**** Source information

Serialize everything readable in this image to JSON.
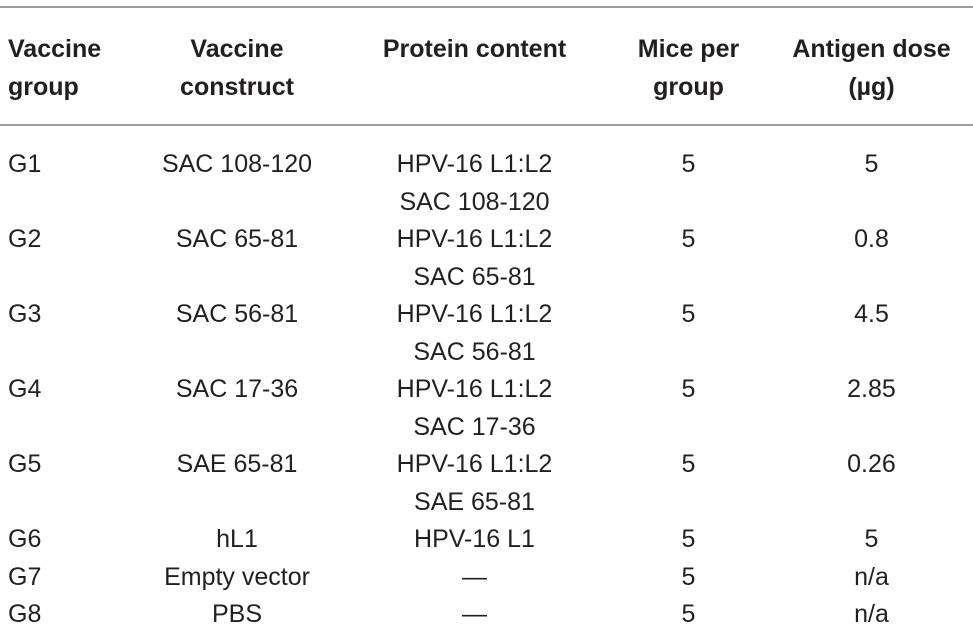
{
  "table": {
    "headers": [
      [
        "Vaccine",
        "group"
      ],
      [
        "Vaccine",
        "construct"
      ],
      [
        "Protein content"
      ],
      [
        "Mice per",
        "group"
      ],
      [
        "Antigen dose",
        "(µg)"
      ]
    ],
    "rows": [
      {
        "group": "G1",
        "construct": "SAC 108-120",
        "protein": [
          "HPV-16 L1:L2",
          "SAC 108-120"
        ],
        "mice": "5",
        "dose": "5"
      },
      {
        "group": "G2",
        "construct": "SAC 65-81",
        "protein": [
          "HPV-16 L1:L2",
          "SAC 65-81"
        ],
        "mice": "5",
        "dose": "0.8"
      },
      {
        "group": "G3",
        "construct": "SAC 56-81",
        "protein": [
          "HPV-16 L1:L2",
          "SAC 56-81"
        ],
        "mice": "5",
        "dose": "4.5"
      },
      {
        "group": "G4",
        "construct": "SAC 17-36",
        "protein": [
          "HPV-16 L1:L2",
          "SAC 17-36"
        ],
        "mice": "5",
        "dose": "2.85"
      },
      {
        "group": "G5",
        "construct": "SAE 65-81",
        "protein": [
          "HPV-16 L1:L2",
          "SAE 65-81"
        ],
        "mice": "5",
        "dose": "0.26"
      },
      {
        "group": "G6",
        "construct": "hL1",
        "protein": [
          "HPV-16 L1"
        ],
        "mice": "5",
        "dose": "5"
      },
      {
        "group": "G7",
        "construct": "Empty vector",
        "protein": [
          "—"
        ],
        "mice": "5",
        "dose": "n/a"
      },
      {
        "group": "G8",
        "construct": "PBS",
        "protein": [
          "—"
        ],
        "mice": "5",
        "dose": "n/a"
      }
    ]
  }
}
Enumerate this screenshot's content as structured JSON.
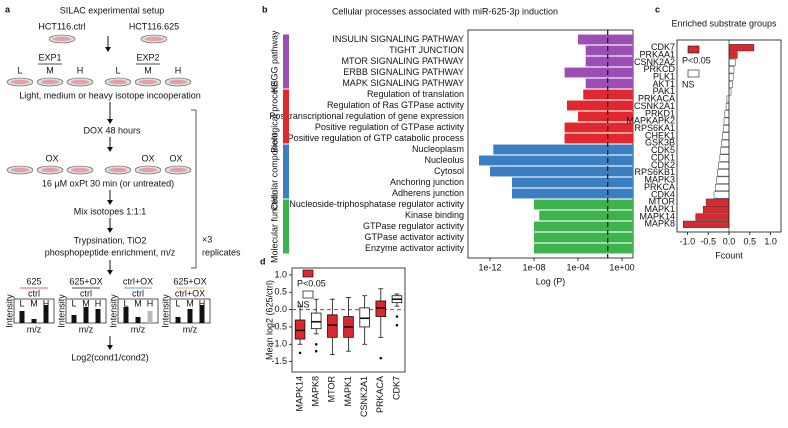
{
  "panels": [
    "a",
    "b",
    "c",
    "d"
  ],
  "diagram": {
    "title": "SILAC experimental setup",
    "cell_lines": [
      "HCT116.ctrl",
      "HCT116.625"
    ],
    "experiments": [
      "EXP1",
      "EXP2"
    ],
    "isotopes": [
      "L",
      "M",
      "H"
    ],
    "labeling": "Light, medium or heavy isotope incooperation",
    "dox": "DOX 48 hours",
    "ox": "OX",
    "treatment": "16 µM oxPt 30 min (or untreated)",
    "mix": "Mix isotopes 1:1:1",
    "replicates": [
      "×3",
      "replicates"
    ],
    "enrichment": [
      "Trypsination, TiO2",
      "phosphopeptide enrichment, m/z"
    ],
    "comparisons": [
      {
        "top": "625",
        "bottom": "ctrl"
      },
      {
        "top": "625+OX",
        "bottom": "ctrl"
      },
      {
        "top": "ctrl+OX",
        "bottom": "ctrl"
      },
      {
        "top": "625+OX",
        "bottom": "ctrl+OX"
      }
    ],
    "intensity": "Intensity",
    "mz": "m/z",
    "result": "Log2(cond1/cond2)"
  },
  "chart_data": [
    {
      "type": "hbar",
      "title": "Cellular processes associated with miR-625-3p induction",
      "x_label": "Log (P)",
      "xscale": "log",
      "xlim": [
        1e-14,
        10
      ],
      "xticks": [
        {
          "value": 1e-12,
          "label": "1e-12"
        },
        {
          "value": 1e-08,
          "label": "1e-08"
        },
        {
          "value": 0.0001,
          "label": "1e-04"
        },
        {
          "value": 1,
          "label": "1e+00"
        }
      ],
      "reference_line": 0.05,
      "legend": "left",
      "categories": [
        "INSULIN SIGNALING PATHWAY",
        "TIGHT JUNCTION",
        "MTOR SIGNALING PATHWAY",
        "ERBB SIGNALING PATHWAY",
        "MAPK SIGNALING PATHWAY",
        "Regulation of translation",
        "Regulation of Ras GTPase activity",
        "Posttranscriptional regulation of gene expression",
        "Positive regulation of GTPase activity",
        "Positive regulation of GTP catabolic process",
        "Nucleoplasm",
        "Nucleolus",
        "Cytosol",
        "Anchoring junction",
        "Adherens junction",
        "Nucleoside-triphosphatase regulator activity",
        "Kinase binding",
        "GTPase regulator activity",
        "GTPase activator activity",
        "Enzyme activator activity"
      ],
      "series": [
        {
          "name": "KEGG pathway",
          "color": "#9b4fb5",
          "values": [
            0.0001,
            0.0005,
            0.0005,
            6e-06,
            0.0005,
            null,
            null,
            null,
            null,
            null,
            null,
            null,
            null,
            null,
            null,
            null,
            null,
            null,
            null,
            null
          ]
        },
        {
          "name": "Biological process",
          "color": "#e0282e",
          "values": [
            null,
            null,
            null,
            null,
            null,
            0.0003,
            1e-05,
            0.0001,
            6e-06,
            6e-06,
            null,
            null,
            null,
            null,
            null,
            null,
            null,
            null,
            null,
            null
          ]
        },
        {
          "name": "Cellular component",
          "color": "#3a7fc1",
          "values": [
            null,
            null,
            null,
            null,
            null,
            null,
            null,
            null,
            null,
            null,
            2e-12,
            1e-13,
            1e-12,
            1e-10,
            1e-10,
            null,
            null,
            null,
            null,
            null
          ]
        },
        {
          "name": "Molecular function",
          "color": "#3cb44b",
          "values": [
            null,
            null,
            null,
            null,
            null,
            null,
            null,
            null,
            null,
            null,
            null,
            null,
            null,
            null,
            null,
            1e-08,
            3e-08,
            1e-08,
            1e-08,
            1e-08
          ]
        }
      ]
    },
    {
      "type": "hbar",
      "title": "Enriched substrate groups",
      "x_label": "Fcount",
      "xscale": "linear",
      "xlim": [
        -1.25,
        1.25
      ],
      "xticks": [
        {
          "value": -1,
          "label": "-1.0"
        },
        -0.5,
        {
          "value": 0,
          "label": "0.0"
        },
        0.5,
        {
          "value": 1,
          "label": "1.0"
        }
      ],
      "legend": "upper left",
      "categories": [
        "CDK7",
        "PRKAA1",
        "CSNK2A2",
        "PRKCD",
        "PLK1",
        "AKT1",
        "PAK1",
        "PRKACA",
        "CSNK2A1",
        "PRKD1",
        "MAPKAPK2",
        "RPS6KA1",
        "CHEK1",
        "GSK3B",
        "CDK5",
        "CDK1",
        "CDK2",
        "RPS6KB1",
        "MAPK3",
        "PRKCA",
        "CDK4",
        "MTOR",
        "MAPK1",
        "MAPK14",
        "MAPK8"
      ],
      "series": [
        {
          "name": "P<0.05",
          "color": "#d9282e",
          "values": [
            0.6,
            0.2,
            null,
            null,
            null,
            null,
            null,
            null,
            null,
            null,
            null,
            null,
            null,
            null,
            null,
            null,
            null,
            null,
            null,
            null,
            null,
            -0.55,
            -0.62,
            -0.8,
            -1.1
          ]
        },
        {
          "name": "NS",
          "color": "#ffffff",
          "values": [
            null,
            null,
            0.15,
            0.12,
            0.1,
            0.08,
            0.05,
            -0.05,
            -0.07,
            -0.1,
            -0.12,
            -0.14,
            -0.16,
            -0.18,
            -0.2,
            -0.22,
            -0.25,
            -0.28,
            -0.3,
            -0.33,
            -0.36,
            null,
            null,
            null,
            null
          ]
        }
      ]
    },
    {
      "type": "box",
      "y_label": "Mean log2 (625/ctrl)",
      "ylim": [
        -1.8,
        1.2
      ],
      "yticks": [
        -1.5,
        {
          "value": -1,
          "label": "-1.0"
        },
        -0.5,
        {
          "value": 0,
          "label": "0.0"
        },
        0.5,
        {
          "value": 1,
          "label": "1.0"
        }
      ],
      "reference_line": 0,
      "categories": [
        "MAPK14",
        "MAPK8",
        "MTOR",
        "MAPK1",
        "CSNK2A1",
        "PRKACA",
        "CDK7"
      ],
      "stats": [
        [
          -1.0,
          -0.85,
          -0.6,
          -0.3,
          0.1
        ],
        [
          -0.7,
          -0.55,
          -0.35,
          -0.1,
          0.3
        ],
        [
          -1.3,
          -0.8,
          -0.45,
          -0.15,
          0.3
        ],
        [
          -1.2,
          -0.8,
          -0.5,
          -0.2,
          0.35
        ],
        [
          -1.0,
          -0.5,
          -0.25,
          0.05,
          0.4
        ],
        [
          -0.8,
          -0.2,
          0.05,
          0.25,
          0.6
        ],
        [
          0.1,
          0.2,
          0.3,
          0.4,
          0.45
        ]
      ],
      "outliers": [
        [
          -1.25
        ],
        [
          -1.0,
          -1.2
        ],
        [],
        [],
        [],
        [
          -1.4
        ],
        [
          -0.2,
          -0.45
        ]
      ],
      "colors": [
        "#d9282e",
        "#ffffff",
        "#d9282e",
        "#d9282e",
        "#ffffff",
        "#d9282e",
        "#ffffff"
      ],
      "legend": [
        {
          "name": "P<0.05",
          "color": "#d9282e"
        },
        {
          "name": "NS",
          "color": "#ffffff"
        }
      ]
    }
  ]
}
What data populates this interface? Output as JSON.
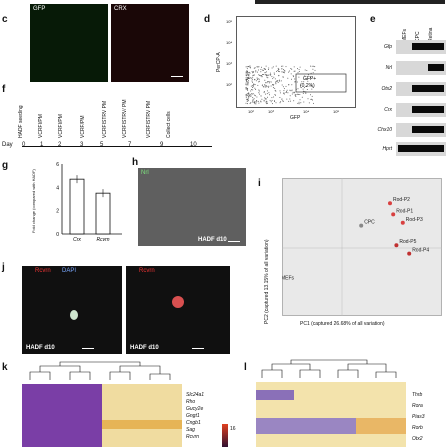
{
  "panels": {
    "c": {
      "label": "c",
      "left": "GFP",
      "right": "CRX"
    },
    "d": {
      "label": "d",
      "ylabel": "PerCP-A",
      "xlabel": "GFP",
      "yticks": [
        "10⁵",
        "10⁴",
        "10³",
        "10²"
      ],
      "xticks": [
        "10²",
        "10³",
        "10⁴",
        "10⁵"
      ],
      "gate": "GFP+",
      "gate_pct": "(0.2%)"
    },
    "e": {
      "label": "e",
      "columns": [
        "MEFs",
        "CPC",
        "Retina"
      ],
      "genes": [
        "Gfp",
        "Nrl",
        "Otx2",
        "Crx",
        "Chx10",
        "Hprt"
      ]
    },
    "f": {
      "label": "f",
      "steps": [
        "HADF seeding",
        "VCRFI/PM",
        "VCRFI/PM",
        "VCRF/PM",
        "VCRFISTRV PM",
        "VCRFISTRV/ PM",
        "VCRFISTRV PM",
        "Collect cells"
      ],
      "day_label": "Day",
      "days": [
        "0",
        "1",
        "2",
        "3",
        "5",
        "7",
        "9",
        "10"
      ]
    },
    "g": {
      "label": "g",
      "ylabel": "Fold change (compared with HADF)",
      "yticks": [
        "0",
        "2",
        "4",
        "6"
      ],
      "categories": [
        "Crx",
        "Rcvrn"
      ]
    },
    "h": {
      "label": "h",
      "tag": "Nrl",
      "foot": "HADF d10"
    },
    "i": {
      "label": "i",
      "xlabel": "PC1 (captured 26.68% of all variation)",
      "ylabel": "PC2 (captured 13.15% of all variation)",
      "labels": [
        "Rod-P2",
        "Rod-P1",
        "Rod-P3",
        "CPC",
        "Rod-P5",
        "Rod-P4",
        "MEFs"
      ]
    },
    "j": {
      "label": "j",
      "left_tag": "Rcvrn",
      "left_tag2": "DAPI",
      "right_tag": "Rcvrn",
      "foot_left": "HADF d10",
      "foot_right": "HADF d10"
    },
    "k": {
      "label": "k",
      "genes": [
        "Slc24a1",
        "Rho",
        "Gucy2e",
        "Gngt1",
        "Cngb1",
        "Sag",
        "Rcvrn"
      ],
      "scale_value": "16"
    },
    "l": {
      "label": "l",
      "genes": [
        "Thrb",
        "Rora",
        "Pias3",
        "Rorb",
        "Otx2"
      ]
    }
  },
  "chart_data": [
    {
      "type": "bar",
      "categories": [
        "Crx",
        "Rcvrn"
      ],
      "values": [
        4.7,
        3.5
      ],
      "ylim": [
        0,
        6
      ],
      "ylabel": "Fold change (compared with HADF)"
    },
    {
      "type": "scatter",
      "xlabel": "PC1 (captured 26.68% of all variation)",
      "ylabel": "PC2 (captured 13.15% of all variation)",
      "series": [
        {
          "name": "MEFs",
          "x": [
            -2.0
          ],
          "y": [
            -1.2
          ]
        },
        {
          "name": "CPC",
          "x": [
            0.6
          ],
          "y": [
            0.8
          ]
        },
        {
          "name": "Rod-P1",
          "x": [
            1.6
          ],
          "y": [
            1.2
          ]
        },
        {
          "name": "Rod-P2",
          "x": [
            1.5
          ],
          "y": [
            1.6
          ]
        },
        {
          "name": "Rod-P3",
          "x": [
            1.9
          ],
          "y": [
            0.9
          ]
        },
        {
          "name": "Rod-P4",
          "x": [
            2.1
          ],
          "y": [
            -0.2
          ]
        },
        {
          "name": "Rod-P5",
          "x": [
            1.7
          ],
          "y": [
            0.1
          ]
        }
      ]
    }
  ]
}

********

**Work order**. From the data above, copy out every line with the string "Fold" in it.

**Written reply**.
      "ylabel": "Fold change (compared with HADF)",
      "ylabel": "Fold change (compared with HADF)"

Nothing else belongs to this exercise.